> _GIVEN REQUEST_
Transcribe every line of the listing below without any deviation.

> _Collection entries_
▼
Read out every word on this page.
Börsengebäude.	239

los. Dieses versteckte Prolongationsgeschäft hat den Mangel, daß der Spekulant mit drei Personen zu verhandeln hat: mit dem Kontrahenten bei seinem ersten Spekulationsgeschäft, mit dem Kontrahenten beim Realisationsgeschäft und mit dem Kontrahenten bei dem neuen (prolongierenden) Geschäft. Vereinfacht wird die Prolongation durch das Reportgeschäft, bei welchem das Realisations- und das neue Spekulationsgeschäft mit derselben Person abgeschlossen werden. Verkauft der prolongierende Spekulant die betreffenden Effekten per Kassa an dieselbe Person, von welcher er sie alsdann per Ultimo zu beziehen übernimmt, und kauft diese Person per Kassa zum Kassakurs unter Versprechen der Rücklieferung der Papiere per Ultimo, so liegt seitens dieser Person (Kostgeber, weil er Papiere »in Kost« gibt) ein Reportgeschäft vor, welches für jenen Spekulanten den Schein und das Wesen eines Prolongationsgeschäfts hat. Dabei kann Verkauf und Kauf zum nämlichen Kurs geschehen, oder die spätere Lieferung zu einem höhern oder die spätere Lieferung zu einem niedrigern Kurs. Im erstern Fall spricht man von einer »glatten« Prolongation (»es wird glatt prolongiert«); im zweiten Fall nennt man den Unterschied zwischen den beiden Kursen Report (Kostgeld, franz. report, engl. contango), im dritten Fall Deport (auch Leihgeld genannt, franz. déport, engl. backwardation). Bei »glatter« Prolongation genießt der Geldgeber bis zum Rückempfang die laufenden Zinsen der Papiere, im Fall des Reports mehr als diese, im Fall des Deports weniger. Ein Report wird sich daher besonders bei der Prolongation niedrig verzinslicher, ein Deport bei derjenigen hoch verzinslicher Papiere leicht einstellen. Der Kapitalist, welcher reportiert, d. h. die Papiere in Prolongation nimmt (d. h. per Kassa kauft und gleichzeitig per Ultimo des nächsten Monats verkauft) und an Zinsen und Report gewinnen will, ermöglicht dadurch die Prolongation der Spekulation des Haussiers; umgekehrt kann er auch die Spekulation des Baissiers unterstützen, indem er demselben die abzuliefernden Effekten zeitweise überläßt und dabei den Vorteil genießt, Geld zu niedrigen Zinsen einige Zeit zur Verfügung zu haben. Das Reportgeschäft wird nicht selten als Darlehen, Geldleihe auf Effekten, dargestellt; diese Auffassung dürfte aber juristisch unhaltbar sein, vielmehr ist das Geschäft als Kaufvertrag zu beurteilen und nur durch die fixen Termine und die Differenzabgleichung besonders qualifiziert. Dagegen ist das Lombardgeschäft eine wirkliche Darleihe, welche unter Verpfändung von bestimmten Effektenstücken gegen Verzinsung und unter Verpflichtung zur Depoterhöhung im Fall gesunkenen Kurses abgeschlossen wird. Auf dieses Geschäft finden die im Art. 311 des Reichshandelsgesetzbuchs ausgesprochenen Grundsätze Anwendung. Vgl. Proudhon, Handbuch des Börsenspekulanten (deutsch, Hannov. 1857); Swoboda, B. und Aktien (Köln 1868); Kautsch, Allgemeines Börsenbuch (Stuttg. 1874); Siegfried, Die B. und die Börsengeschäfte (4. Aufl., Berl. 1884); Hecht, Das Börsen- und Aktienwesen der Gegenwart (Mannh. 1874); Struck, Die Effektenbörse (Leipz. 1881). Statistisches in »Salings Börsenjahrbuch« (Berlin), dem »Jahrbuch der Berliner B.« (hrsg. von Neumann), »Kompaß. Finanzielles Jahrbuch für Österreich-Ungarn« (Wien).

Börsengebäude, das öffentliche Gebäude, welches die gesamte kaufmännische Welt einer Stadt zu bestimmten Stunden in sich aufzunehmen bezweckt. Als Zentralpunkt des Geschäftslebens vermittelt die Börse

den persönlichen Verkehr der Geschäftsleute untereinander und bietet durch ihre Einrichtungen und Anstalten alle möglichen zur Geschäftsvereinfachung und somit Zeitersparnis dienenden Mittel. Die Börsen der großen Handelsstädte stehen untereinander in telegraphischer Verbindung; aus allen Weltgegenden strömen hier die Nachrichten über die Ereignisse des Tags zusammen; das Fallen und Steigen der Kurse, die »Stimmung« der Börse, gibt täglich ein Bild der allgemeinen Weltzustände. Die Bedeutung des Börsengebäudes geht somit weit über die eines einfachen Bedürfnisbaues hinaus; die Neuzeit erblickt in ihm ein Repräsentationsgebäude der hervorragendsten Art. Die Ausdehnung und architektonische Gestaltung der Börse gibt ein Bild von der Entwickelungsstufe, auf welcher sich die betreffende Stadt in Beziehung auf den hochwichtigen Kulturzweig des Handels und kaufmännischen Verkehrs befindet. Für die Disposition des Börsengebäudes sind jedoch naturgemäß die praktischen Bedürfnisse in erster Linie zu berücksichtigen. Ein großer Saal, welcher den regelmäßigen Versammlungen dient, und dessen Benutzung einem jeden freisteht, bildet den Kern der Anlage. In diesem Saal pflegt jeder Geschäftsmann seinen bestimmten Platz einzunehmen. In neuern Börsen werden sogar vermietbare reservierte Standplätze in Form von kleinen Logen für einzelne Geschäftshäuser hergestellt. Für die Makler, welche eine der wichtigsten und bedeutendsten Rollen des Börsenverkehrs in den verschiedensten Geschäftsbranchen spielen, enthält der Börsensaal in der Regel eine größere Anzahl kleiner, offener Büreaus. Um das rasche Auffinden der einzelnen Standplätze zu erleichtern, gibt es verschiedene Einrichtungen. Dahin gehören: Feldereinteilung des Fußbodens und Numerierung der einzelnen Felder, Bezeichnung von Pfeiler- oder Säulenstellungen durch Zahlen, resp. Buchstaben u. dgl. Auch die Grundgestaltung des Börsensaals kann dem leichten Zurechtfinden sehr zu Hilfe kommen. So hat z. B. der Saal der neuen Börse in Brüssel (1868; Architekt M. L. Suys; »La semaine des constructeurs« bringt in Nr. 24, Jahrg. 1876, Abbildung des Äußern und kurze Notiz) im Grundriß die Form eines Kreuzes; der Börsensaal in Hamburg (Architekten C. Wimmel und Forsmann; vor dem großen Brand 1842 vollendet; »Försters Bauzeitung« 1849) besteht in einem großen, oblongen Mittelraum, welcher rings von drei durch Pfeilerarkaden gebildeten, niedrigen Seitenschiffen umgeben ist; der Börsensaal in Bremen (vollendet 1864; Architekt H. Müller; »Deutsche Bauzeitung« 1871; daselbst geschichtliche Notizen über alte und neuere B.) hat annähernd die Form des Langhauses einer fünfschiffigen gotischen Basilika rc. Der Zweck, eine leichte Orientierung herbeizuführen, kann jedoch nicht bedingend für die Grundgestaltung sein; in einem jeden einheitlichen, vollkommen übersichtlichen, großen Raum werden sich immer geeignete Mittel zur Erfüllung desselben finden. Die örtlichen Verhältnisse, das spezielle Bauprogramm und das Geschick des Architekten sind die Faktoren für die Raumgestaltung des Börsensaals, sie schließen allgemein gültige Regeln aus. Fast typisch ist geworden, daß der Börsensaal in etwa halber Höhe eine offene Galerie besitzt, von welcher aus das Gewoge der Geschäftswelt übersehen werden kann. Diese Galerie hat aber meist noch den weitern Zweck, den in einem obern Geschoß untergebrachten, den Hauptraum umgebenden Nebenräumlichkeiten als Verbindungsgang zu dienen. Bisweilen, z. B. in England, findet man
▲
> _SOLUTION FOR THIS TASK_
Read out every word on this page.
Börsengebäude.	239

los. Dieses versteckte Prolongationsgeschäft hat den Mangel, daß der Spekulant mit drei Personen zu verhandeln hat: mit dem Kontrahenten bei seinem ersten Spekulationsgeschäft, mit dem Kontrahenten beim Realisationsgeschäft und mit dem Kontrahenten bei dem neuen (prolongierenden) Geschäft. Vereinfacht wird die Prolongation durch das Reportgeschäft, bei welchem das Realisations- und das neue Spekulationsgeschäft mit derselben Person abgeschlossen werden. Verkauft der prolongierende Spekulant die betreffenden Effekten per Kassa an dieselbe Person, von welcher er sie alsdann per Ultimo zu beziehen übernimmt, und kauft diese Person per Kassa zum Kassakurs unter Versprechen der Rücklieferung der Papiere per Ultimo, so liegt seitens dieser Person (Kostgeber, weil er Papiere »in Kost« gibt) ein Reportgeschäft vor, welches für jenen Spekulanten den Schein und das Wesen eines Prolongationsgeschäfts hat. Dabei kann Verkauf und Kauf zum nämlichen Kurs geschehen, oder die spätere Lieferung zu einem höhern oder die spätere Lieferung zu einem niedrigern Kurs. Im erstern Fall spricht man von einer »glatten« Prolongation (»es wird glatt prolongiert«); im zweiten Fall nennt man den Unterschied zwischen den beiden Kursen Report (Kostgeld, franz. report, engl. contango), im dritten Fall Deport (auch Leihgeld genannt, franz. déport, engl. backwardation). Bei »glatter« Prolongation genießt der Geldgeber bis zum Rückempfang die laufenden Zinsen der Papiere, im Fall des Reports mehr als diese, im Fall des Deports weniger. Ein Report wird sich daher besonders bei der Prolongation niedrig verzinslicher, ein Deport bei derjenigen hoch verzinslicher Papiere leicht einstellen. Der Kapitalist, welcher reportiert, d. h. die Papiere in Prolongation nimmt (d. h. per Kassa kauft und gleichzeitig per Ultimo des nächsten Monats verkauft) und an Zinsen und Report gewinnen will, ermöglicht dadurch die Prolongation der Spekulation des Haussiers; umgekehrt kann er auch die Spekulation des Baissiers unterstützen, indem er demselben die abzuliefernden Effekten zeitweise überläßt und dabei den Vorteil genießt, Geld zu niedrigen Zinsen einige Zeit zur Verfügung zu haben. Das Reportgeschäft wird nicht selten als Darlehen, Geldleihe auf Effekten, dargestellt; diese Auffassung dürfte aber juristisch unhaltbar sein, vielmehr ist das Geschäft als Kaufvertrag zu beurteilen und nur durch die fixen Termine und die Differenzabgleichung besonders qualifiziert. Dagegen ist das Lombardgeschäft eine wirkliche Darleihe, welche unter Verpfändung von bestimmten Effektenstücken gegen Verzinsung und unter Verpflichtung zur Depoterhöhung im Fall gesunkenen Kurses abgeschlossen wird. Auf dieses Geschäft finden die im Art. 311 des Reichshandelsgesetzbuchs ausgesprochenen Grundsätze Anwendung. Vgl. Proudhon, Handbuch des Börsenspekulanten (deutsch, Hannov. 1857); Swoboda, B. und Aktien (Köln 1868); Kautsch, Allgemeines Börsenbuch (Stuttg. 1874); Siegfried, Die B. und die Börsengeschäfte (4. Aufl., Berl. 1884); Hecht, Das Börsen- und Aktienwesen der Gegenwart (Mannh. 1874); Struck, Die Effektenbörse (Leipz. 1881). Statistisches in »Salings Börsenjahrbuch« (Berlin), dem »Jahrbuch der Berliner B.« (hrsg. von Neumann), »Kompaß. Finanzielles Jahrbuch für Österreich-Ungarn« (Wien).

Börsengebäude, das öffentliche Gebäude, welches die gesamte kaufmännische Welt einer Stadt zu bestimmten Stunden in sich aufzunehmen bezweckt. Als Zentralpunkt des Geschäftslebens vermittelt die Börse

den persönlichen Verkehr der Geschäftsleute untereinander und bietet durch ihre Einrichtungen und Anstalten alle möglichen zur Geschäftsvereinfachung und somit Zeitersparnis dienenden Mittel. Die Börsen der großen Handelsstädte stehen untereinander in telegraphischer Verbindung; aus allen Weltgegenden strömen hier die Nachrichten über die Ereignisse des Tags zusammen; das Fallen und Steigen der Kurse, die »Stimmung« der Börse, gibt täglich ein Bild der allgemeinen Weltzustände. Die Bedeutung des Börsengebäudes geht somit weit über die eines einfachen Bedürfnisbaues hinaus; die Neuzeit erblickt in ihm ein Repräsentationsgebäude der hervorragendsten Art. Die Ausdehnung und architektonische Gestaltung der Börse gibt ein Bild von der Entwickelungsstufe, auf welcher sich die betreffende Stadt in Beziehung auf den hochwichtigen Kulturzweig des Handels und kaufmännischen Verkehrs befindet. Für die Disposition des Börsengebäudes sind jedoch naturgemäß die praktischen Bedürfnisse in erster Linie zu berücksichtigen. Ein großer Saal, welcher den regelmäßigen Versammlungen dient, und dessen Benutzung einem jeden freisteht, bildet den Kern der Anlage. In diesem Saal pflegt jeder Geschäftsmann seinen bestimmten Platz einzunehmen. In neuern Börsen werden sogar vermietbare reservierte Standplätze in Form von kleinen Logen für einzelne Geschäftshäuser hergestellt. Für die Makler, welche eine der wichtigsten und bedeutendsten Rollen des Börsenverkehrs in den verschiedensten Geschäftsbranchen spielen, enthält der Börsensaal in der Regel eine größere Anzahl kleiner, offener Büreaus. Um das rasche Auffinden der einzelnen Standplätze zu erleichtern, gibt es verschiedene Einrichtungen. Dahin gehören: Feldereinteilung des Fußbodens und Numerierung der einzelnen Felder, Bezeichnung von Pfeiler- oder Säulenstellungen durch Zahlen, resp. Buchstaben u. dgl. Auch die Grundgestaltung des Börsensaals kann dem leichten Zurechtfinden sehr zu Hilfe kommen. So hat z. B. der Saal der neuen Börse in Brüssel (1868; Architekt M. L. Suys; »La semaine des constructeurs« bringt in Nr. 24, Jahrg. 1876, Abbildung des Äußern und kurze Notiz) im Grundriß die Form eines Kreuzes; der Börsensaal in Hamburg (Architekten C. Wimmel und Forsmann; vor dem großen Brand 1842 vollendet; »Försters Bauzeitung« 1849) besteht in einem großen, oblongen Mittelraum, welcher rings von drei durch Pfeilerarkaden gebildeten, niedrigen Seitenschiffen umgeben ist; der Börsensaal in Bremen (vollendet 1864; Architekt H. Müller; »Deutsche Bauzeitung« 1871; daselbst geschichtliche Notizen über alte und neuere B.) hat annähernd die Form des Langhauses einer fünfschiffigen gotischen Basilika rc. Der Zweck, eine leichte Orientierung herbeizuführen, kann jedoch nicht bedingend für die Grundgestaltung sein; in einem jeden einheitlichen, vollkommen übersichtlichen, großen Raum werden sich immer geeignete Mittel zur Erfüllung desselben finden. Die örtlichen Verhältnisse, das spezielle Bauprogramm und das Geschick des Architekten sind die Faktoren für die Raumgestaltung des Börsensaals, sie schließen allgemein gültige Regeln aus. Fast typisch ist geworden, daß der Börsensaal in etwa halber Höhe eine offene Galerie besitzt, von welcher aus das Gewoge der Geschäftswelt übersehen werden kann. Diese Galerie hat aber meist noch den weitern Zweck, den in einem obern Geschoß untergebrachten, den Hauptraum umgebenden Nebenräumlichkeiten als Verbindungsgang zu dienen. Bisweilen, z. B. in England, findet man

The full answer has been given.